_Written problem_: Go over the entries below line by line, copying each one that contains the word "scorekort".

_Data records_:
»»

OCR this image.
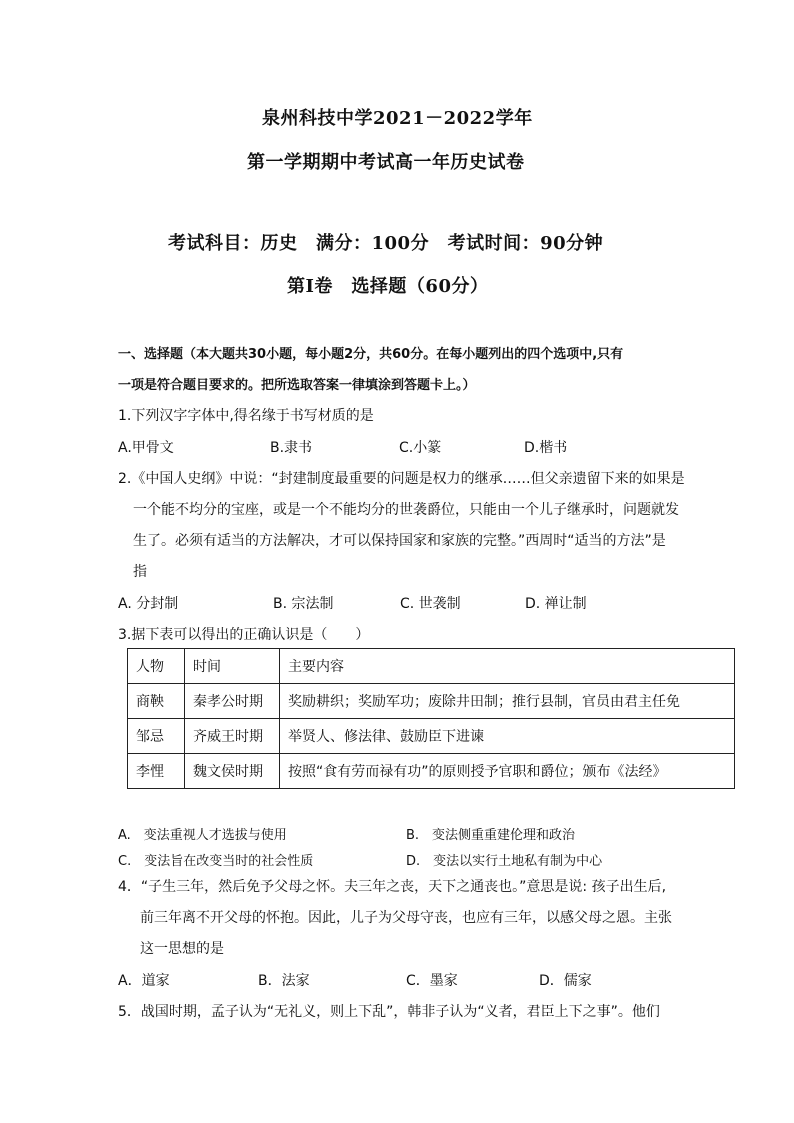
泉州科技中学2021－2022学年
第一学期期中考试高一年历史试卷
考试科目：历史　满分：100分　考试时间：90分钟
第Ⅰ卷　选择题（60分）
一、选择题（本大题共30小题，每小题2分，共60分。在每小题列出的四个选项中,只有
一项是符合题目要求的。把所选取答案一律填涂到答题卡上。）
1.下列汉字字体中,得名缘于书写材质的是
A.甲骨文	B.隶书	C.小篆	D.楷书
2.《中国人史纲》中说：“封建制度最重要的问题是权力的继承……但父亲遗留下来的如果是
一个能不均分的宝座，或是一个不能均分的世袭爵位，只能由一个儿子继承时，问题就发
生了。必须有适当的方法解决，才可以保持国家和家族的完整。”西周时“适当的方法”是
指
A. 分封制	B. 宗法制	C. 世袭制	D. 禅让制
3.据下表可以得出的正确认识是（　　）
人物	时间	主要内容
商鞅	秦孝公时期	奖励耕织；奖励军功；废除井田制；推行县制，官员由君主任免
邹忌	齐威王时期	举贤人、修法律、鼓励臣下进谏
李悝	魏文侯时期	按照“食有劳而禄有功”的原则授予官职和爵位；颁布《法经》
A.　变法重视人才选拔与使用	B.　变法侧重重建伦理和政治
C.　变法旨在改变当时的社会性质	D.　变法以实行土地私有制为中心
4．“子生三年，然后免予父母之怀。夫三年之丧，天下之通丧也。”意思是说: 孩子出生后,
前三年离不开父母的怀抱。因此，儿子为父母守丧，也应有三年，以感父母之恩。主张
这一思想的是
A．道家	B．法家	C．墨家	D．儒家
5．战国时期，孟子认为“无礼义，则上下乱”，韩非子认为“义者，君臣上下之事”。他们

««
»»

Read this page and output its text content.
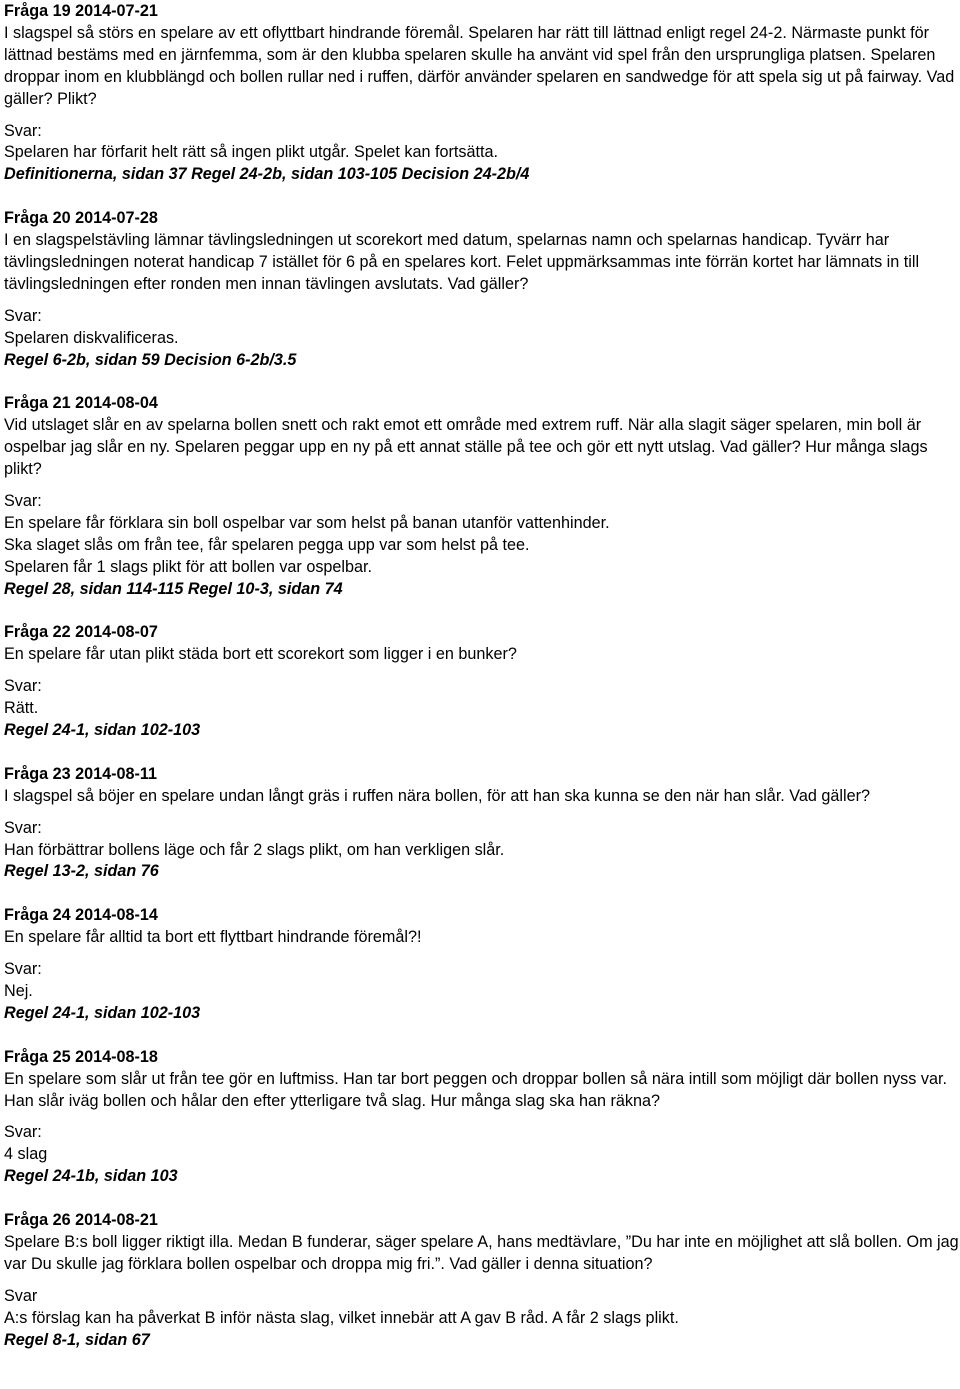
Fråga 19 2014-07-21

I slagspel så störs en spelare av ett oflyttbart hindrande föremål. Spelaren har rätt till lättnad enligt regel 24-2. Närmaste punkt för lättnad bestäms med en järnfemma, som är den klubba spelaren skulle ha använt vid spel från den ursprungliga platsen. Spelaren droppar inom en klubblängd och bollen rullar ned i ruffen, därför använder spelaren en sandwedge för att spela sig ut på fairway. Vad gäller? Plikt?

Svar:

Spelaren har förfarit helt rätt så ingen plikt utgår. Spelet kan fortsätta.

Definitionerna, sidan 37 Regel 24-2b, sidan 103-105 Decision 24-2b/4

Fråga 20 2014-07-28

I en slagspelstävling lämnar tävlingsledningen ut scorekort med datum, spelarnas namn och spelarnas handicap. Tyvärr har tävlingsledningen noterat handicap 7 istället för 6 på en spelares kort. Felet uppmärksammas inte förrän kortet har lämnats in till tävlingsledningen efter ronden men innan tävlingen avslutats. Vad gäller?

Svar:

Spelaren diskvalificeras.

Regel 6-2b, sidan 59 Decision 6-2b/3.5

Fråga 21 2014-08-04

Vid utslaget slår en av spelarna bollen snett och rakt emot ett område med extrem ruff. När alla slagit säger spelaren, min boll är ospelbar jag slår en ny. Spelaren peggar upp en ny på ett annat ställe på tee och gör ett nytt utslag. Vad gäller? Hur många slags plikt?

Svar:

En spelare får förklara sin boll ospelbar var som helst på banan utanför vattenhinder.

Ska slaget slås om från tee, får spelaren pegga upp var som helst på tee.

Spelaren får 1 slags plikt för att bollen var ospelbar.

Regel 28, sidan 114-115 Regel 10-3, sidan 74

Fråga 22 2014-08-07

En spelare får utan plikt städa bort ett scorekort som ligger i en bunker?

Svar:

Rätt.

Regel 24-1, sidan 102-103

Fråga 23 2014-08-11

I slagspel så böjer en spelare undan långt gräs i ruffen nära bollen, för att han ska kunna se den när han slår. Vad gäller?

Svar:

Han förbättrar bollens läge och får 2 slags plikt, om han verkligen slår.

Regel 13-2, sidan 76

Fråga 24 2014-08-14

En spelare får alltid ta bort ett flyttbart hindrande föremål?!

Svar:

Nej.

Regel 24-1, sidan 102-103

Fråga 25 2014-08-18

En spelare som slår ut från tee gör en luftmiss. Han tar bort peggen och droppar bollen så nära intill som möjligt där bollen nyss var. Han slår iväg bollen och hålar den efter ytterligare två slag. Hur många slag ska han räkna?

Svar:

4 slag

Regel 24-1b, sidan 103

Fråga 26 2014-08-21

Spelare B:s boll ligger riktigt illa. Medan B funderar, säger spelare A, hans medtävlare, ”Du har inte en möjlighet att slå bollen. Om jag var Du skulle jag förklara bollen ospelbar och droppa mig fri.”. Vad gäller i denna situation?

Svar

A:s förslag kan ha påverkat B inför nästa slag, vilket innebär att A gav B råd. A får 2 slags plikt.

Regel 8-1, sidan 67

««

_Complete output_:
I en slagspelstävling lämnar tävlingsledningen ut scorekort med datum, spelarnas namn och spelarnas handicap. Tyvärr har tävlingsledningen noterat handicap 7 istället för 6 på en spelares kort. Felet uppmärksammas inte förrän kortet har lämnats in till tävlingsledningen efter ronden men innan tävlingen avslutats. Vad gäller?
En spelare får utan plikt städa bort ett scorekort som ligger i en bunker?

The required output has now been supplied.